■ Task details
Find the lines below that contain the string "appear". Copy each one.

■ Extracted entries
◆ ◆ ◆

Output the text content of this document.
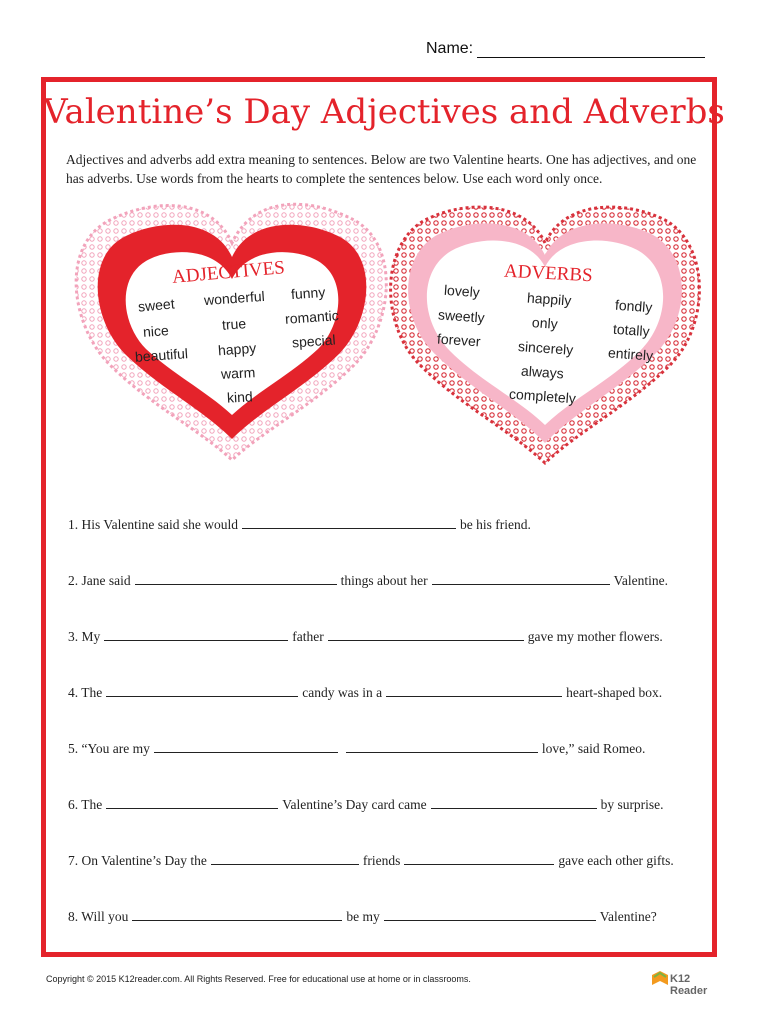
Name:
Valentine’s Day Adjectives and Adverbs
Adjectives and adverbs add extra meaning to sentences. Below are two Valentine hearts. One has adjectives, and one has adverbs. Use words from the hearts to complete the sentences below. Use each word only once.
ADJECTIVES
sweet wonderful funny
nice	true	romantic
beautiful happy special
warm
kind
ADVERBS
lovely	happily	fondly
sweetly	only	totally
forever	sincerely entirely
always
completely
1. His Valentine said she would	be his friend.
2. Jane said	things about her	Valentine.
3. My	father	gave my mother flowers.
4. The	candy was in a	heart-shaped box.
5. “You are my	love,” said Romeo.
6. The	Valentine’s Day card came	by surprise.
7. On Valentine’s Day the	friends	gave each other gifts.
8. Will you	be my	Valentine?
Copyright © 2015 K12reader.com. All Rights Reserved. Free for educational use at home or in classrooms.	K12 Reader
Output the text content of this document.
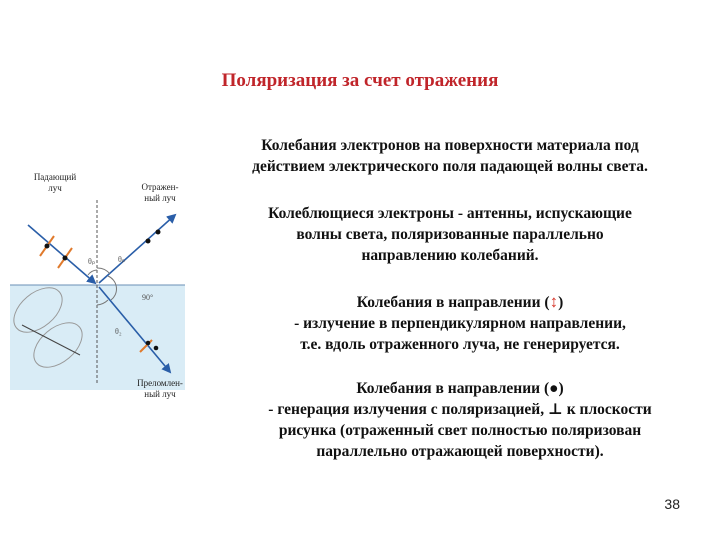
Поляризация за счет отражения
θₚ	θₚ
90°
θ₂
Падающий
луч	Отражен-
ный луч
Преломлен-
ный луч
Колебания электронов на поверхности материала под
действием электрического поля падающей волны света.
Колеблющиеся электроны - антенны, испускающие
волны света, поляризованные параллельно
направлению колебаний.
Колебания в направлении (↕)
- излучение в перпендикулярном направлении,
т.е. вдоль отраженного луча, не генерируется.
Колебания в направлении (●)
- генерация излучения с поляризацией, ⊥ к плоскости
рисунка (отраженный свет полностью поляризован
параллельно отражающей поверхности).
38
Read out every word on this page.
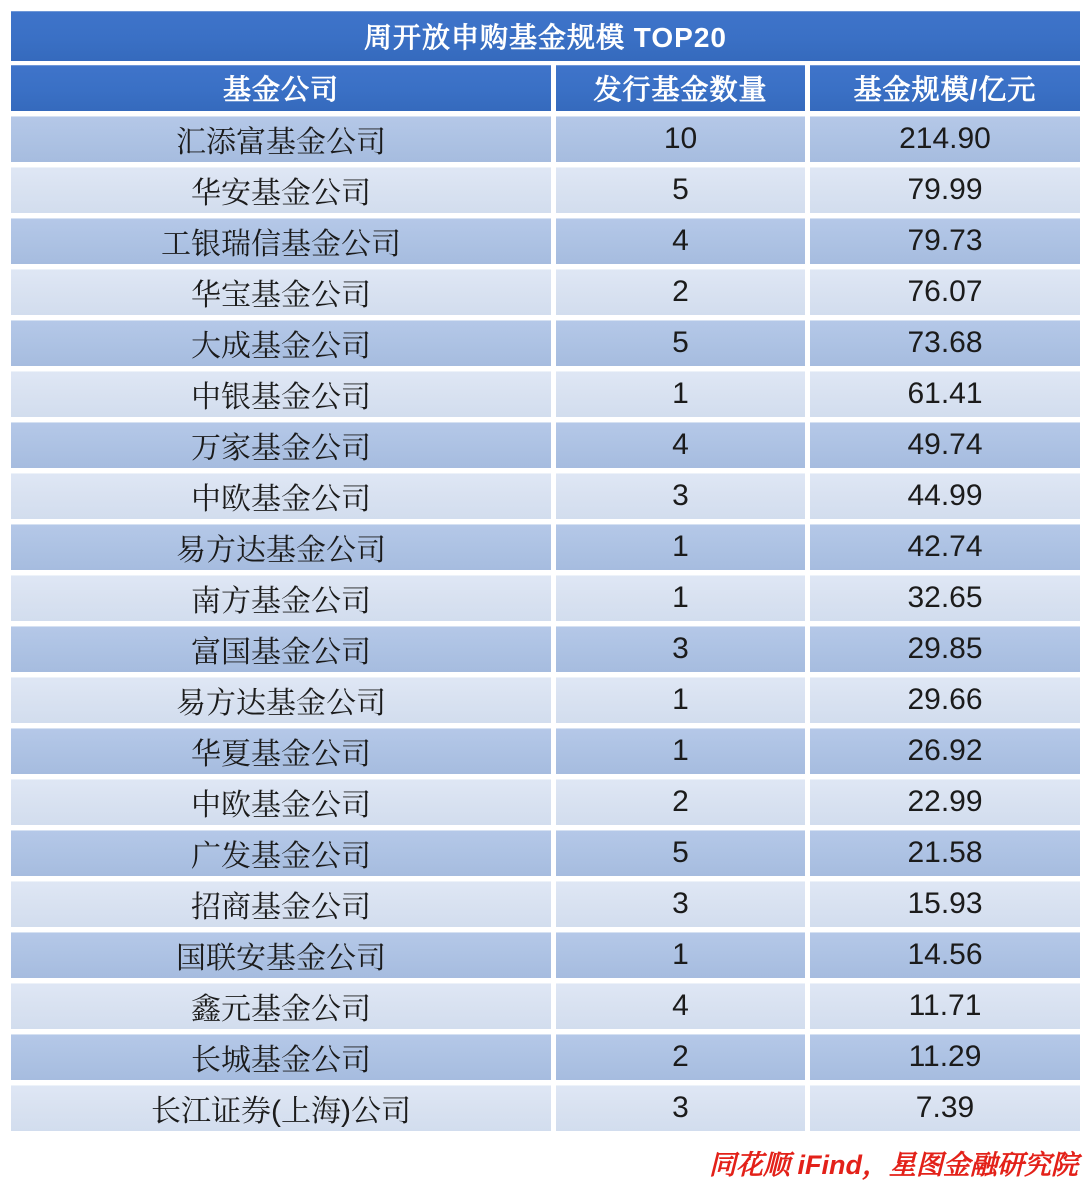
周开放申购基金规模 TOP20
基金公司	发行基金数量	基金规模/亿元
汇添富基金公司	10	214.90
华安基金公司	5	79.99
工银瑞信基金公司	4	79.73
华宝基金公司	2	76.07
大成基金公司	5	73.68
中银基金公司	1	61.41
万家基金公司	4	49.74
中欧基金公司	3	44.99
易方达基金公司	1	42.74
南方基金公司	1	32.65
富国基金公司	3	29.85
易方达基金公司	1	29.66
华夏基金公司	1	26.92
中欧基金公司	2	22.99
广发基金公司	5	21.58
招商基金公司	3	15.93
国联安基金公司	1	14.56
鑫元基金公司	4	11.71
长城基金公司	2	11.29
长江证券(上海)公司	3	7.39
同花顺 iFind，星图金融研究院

◆ ◆ ◆

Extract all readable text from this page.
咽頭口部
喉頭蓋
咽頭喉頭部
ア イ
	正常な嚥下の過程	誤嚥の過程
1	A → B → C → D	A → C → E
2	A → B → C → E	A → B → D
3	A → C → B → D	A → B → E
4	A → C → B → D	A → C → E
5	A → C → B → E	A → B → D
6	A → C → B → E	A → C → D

◆ ◆ ◆

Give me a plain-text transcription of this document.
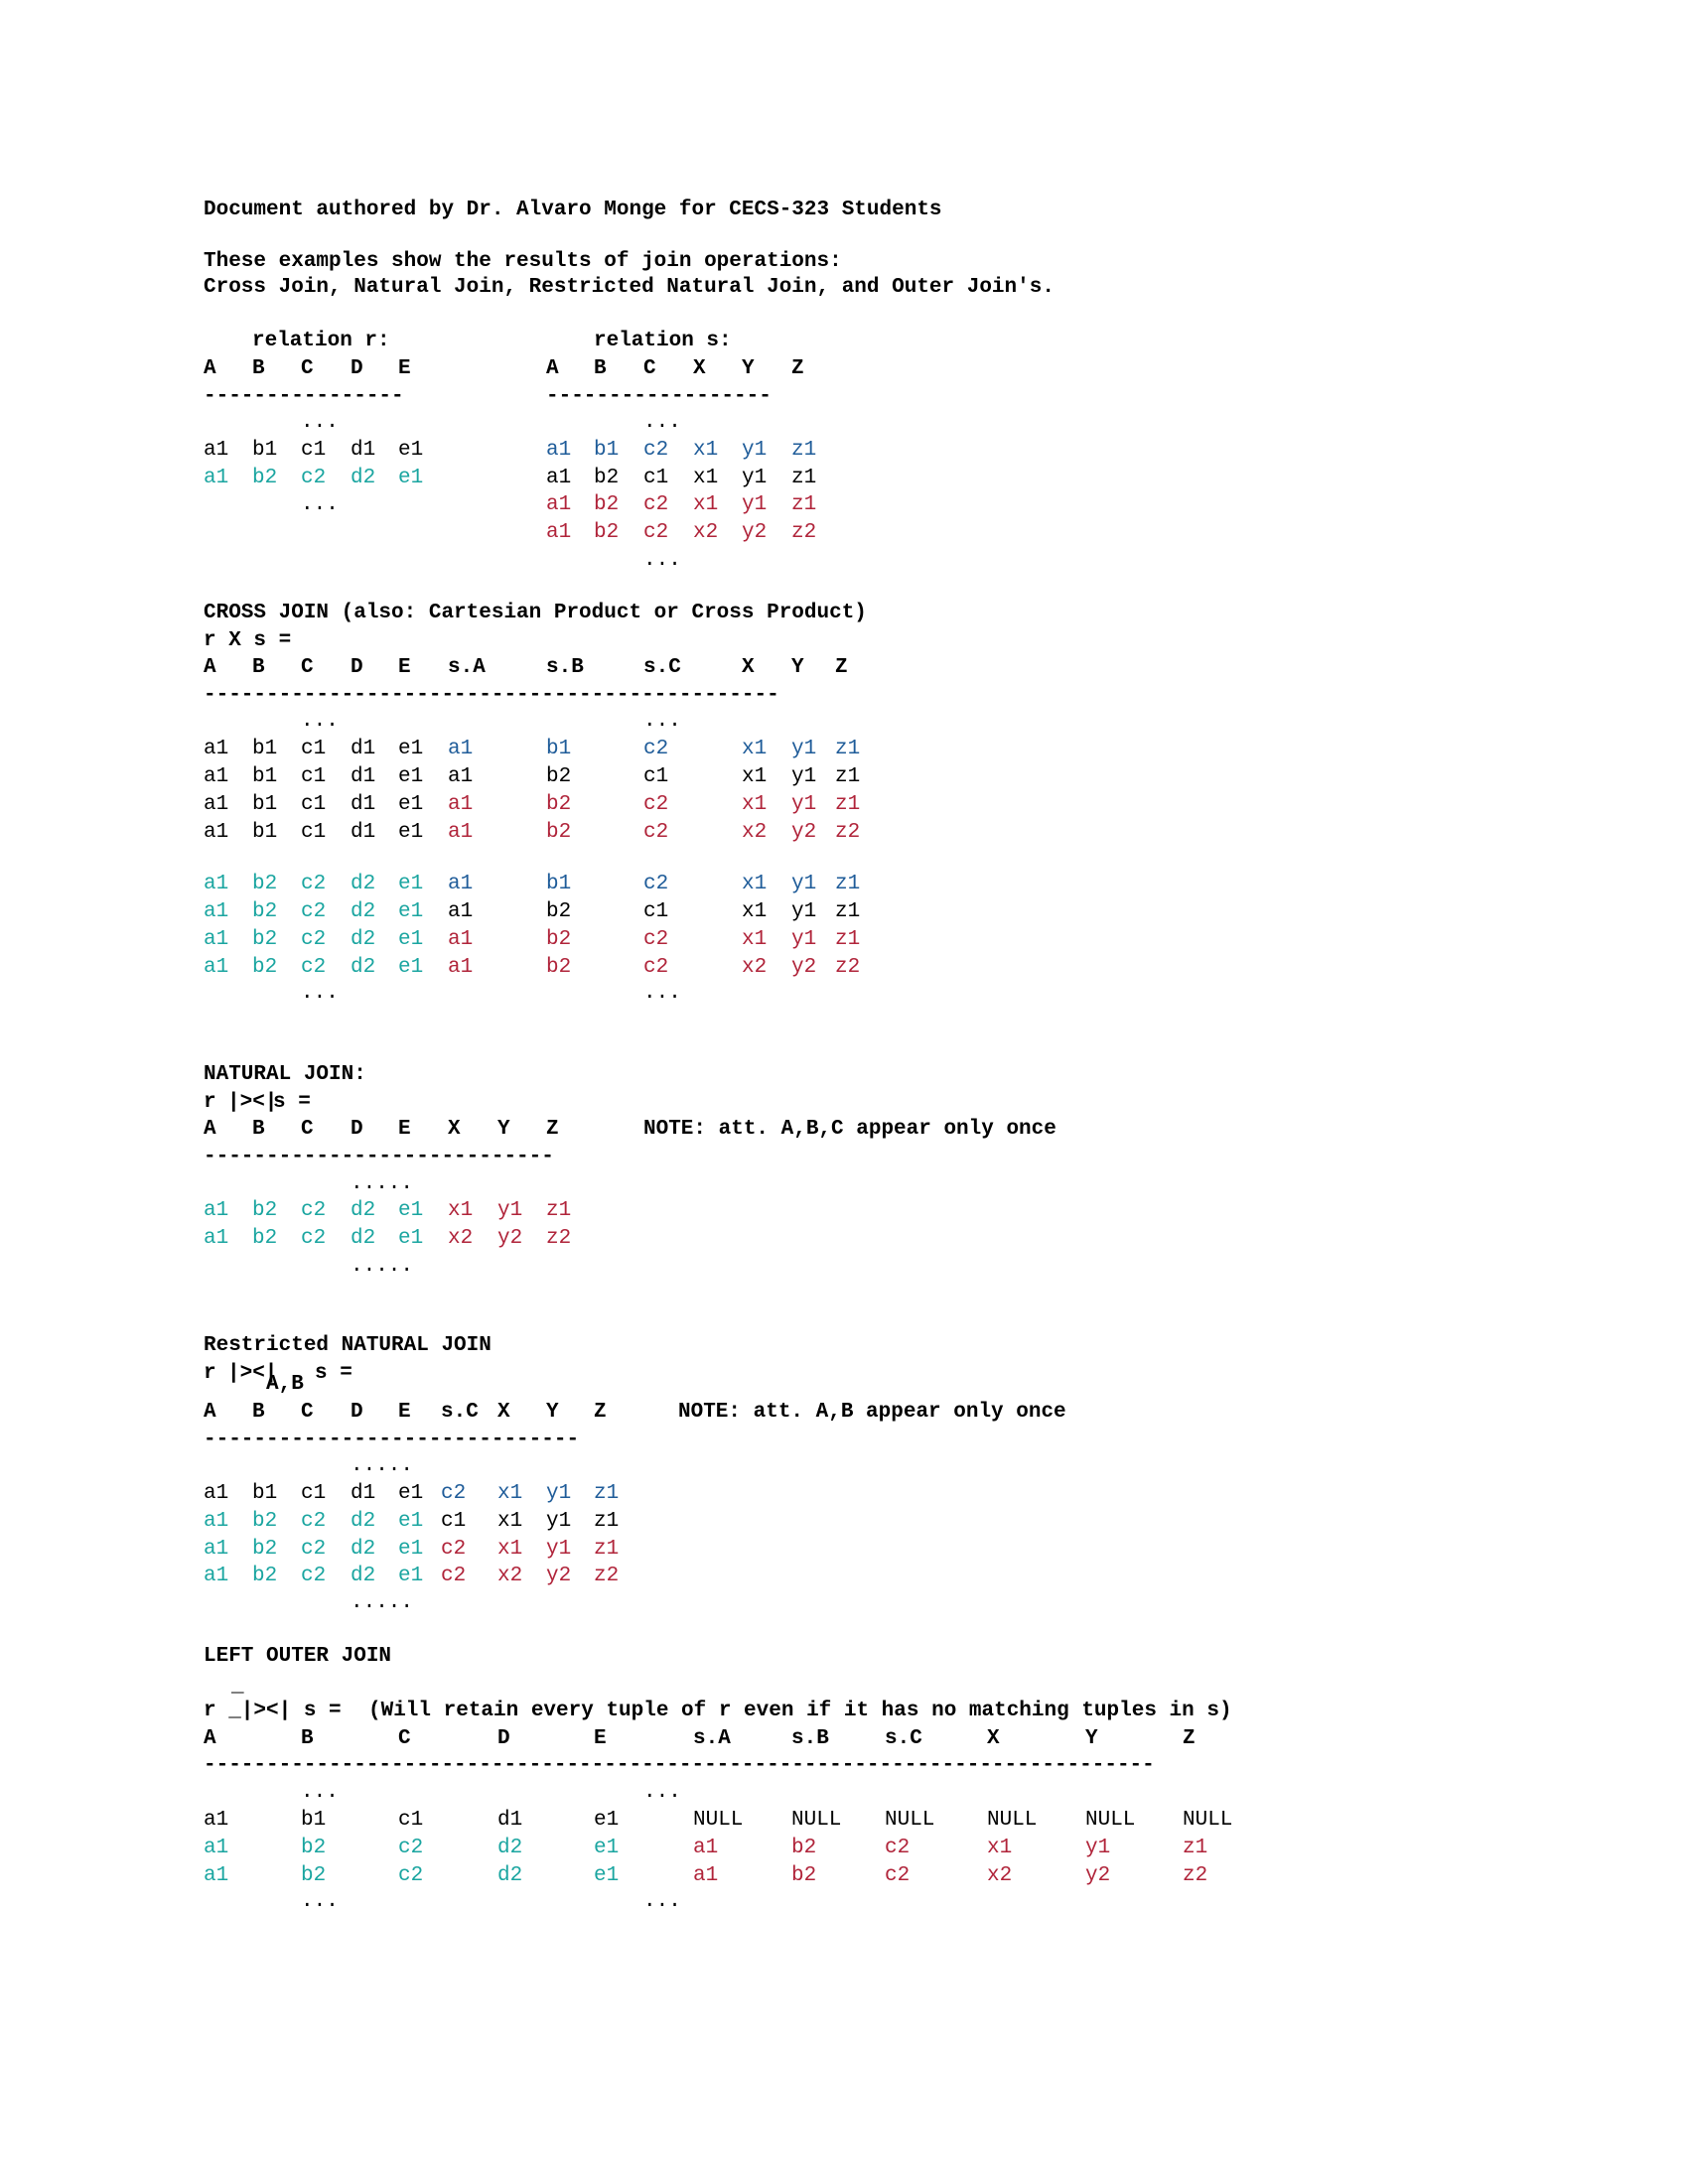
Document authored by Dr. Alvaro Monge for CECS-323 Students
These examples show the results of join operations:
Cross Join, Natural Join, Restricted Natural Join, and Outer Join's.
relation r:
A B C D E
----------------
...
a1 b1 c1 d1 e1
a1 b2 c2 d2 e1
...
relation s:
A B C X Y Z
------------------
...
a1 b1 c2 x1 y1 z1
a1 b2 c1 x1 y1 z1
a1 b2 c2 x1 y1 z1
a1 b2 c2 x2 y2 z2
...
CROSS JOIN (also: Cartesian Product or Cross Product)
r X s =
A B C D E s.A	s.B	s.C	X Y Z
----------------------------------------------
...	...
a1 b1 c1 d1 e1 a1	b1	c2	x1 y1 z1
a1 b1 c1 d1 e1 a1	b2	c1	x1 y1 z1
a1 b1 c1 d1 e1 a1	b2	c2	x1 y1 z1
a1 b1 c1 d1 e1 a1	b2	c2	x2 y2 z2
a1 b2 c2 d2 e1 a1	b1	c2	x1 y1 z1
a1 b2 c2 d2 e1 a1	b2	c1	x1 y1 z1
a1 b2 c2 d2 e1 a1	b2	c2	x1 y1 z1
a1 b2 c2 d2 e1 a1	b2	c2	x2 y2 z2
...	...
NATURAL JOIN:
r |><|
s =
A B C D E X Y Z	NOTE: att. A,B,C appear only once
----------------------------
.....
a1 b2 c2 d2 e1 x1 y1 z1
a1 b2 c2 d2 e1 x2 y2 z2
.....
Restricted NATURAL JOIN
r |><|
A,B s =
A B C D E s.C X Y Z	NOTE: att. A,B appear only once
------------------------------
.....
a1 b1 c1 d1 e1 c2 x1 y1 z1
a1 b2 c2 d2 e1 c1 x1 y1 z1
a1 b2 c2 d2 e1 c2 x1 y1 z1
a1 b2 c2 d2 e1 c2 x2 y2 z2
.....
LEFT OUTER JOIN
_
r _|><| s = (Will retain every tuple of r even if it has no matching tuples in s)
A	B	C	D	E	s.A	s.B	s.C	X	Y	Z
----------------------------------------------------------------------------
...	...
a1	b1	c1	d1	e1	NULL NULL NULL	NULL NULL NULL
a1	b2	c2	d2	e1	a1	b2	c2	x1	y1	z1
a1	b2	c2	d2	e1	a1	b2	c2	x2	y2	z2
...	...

◆ ◆ ◆

■ Exercise response
A B C D E X Y Z	NOTE: att. A,B,C appear only once
A B C D E s.C X Y Z	NOTE: att. A,B appear only once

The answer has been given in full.